▸ INSTRUCTIONS FOR THE TASK: Only lines holding the word "under" should be copied from the material.

▸ DATA LINES:

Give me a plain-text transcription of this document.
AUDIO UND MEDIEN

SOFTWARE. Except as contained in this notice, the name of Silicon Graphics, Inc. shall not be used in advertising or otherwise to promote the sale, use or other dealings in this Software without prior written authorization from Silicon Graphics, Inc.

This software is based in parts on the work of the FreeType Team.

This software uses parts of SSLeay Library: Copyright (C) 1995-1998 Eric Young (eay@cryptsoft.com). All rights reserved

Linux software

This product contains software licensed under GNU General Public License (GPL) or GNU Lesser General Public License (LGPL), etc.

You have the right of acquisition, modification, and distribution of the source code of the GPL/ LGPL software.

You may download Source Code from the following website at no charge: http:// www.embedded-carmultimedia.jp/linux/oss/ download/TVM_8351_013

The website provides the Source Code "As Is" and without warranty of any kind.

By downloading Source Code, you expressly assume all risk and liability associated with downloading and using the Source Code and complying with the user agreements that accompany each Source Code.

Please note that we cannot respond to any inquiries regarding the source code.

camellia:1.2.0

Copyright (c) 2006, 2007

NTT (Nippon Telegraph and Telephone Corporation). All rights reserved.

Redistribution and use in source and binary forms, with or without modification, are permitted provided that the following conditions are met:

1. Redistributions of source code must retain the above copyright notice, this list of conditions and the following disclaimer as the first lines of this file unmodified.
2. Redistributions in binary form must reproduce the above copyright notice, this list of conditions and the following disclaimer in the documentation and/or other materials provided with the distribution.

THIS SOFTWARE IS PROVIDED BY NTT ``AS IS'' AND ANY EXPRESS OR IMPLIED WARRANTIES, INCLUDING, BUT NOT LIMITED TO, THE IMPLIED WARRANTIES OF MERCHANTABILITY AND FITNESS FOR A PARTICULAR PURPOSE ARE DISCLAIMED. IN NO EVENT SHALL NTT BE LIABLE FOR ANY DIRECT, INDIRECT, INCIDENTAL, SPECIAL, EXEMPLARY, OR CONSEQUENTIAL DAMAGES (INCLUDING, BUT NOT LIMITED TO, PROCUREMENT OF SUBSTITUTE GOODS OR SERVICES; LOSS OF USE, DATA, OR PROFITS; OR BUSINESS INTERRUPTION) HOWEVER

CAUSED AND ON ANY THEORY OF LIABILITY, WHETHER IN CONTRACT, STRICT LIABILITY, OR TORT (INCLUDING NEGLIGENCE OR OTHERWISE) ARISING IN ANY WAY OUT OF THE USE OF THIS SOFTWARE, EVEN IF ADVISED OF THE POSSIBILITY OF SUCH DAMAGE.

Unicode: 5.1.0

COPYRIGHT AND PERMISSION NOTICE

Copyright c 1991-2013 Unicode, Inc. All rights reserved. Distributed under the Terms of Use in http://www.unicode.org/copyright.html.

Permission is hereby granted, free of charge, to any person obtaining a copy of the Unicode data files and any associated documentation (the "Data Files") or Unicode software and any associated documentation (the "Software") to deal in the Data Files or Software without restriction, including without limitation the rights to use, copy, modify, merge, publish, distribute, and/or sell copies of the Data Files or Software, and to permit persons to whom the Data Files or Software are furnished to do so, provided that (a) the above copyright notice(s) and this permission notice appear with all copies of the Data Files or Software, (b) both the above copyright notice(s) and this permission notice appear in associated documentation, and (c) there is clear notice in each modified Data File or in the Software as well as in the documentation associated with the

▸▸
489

▸ RESULT FOR THIS EXERCISE:
This product contains software licensed under GNU General Public License (GPL) or GNU Lesser General Public License (LGPL), etc.
Copyright c 1991-2013 Unicode, Inc. All rights reserved. Distributed under the Terms of Use in http://www.unicode.org/copyright.html.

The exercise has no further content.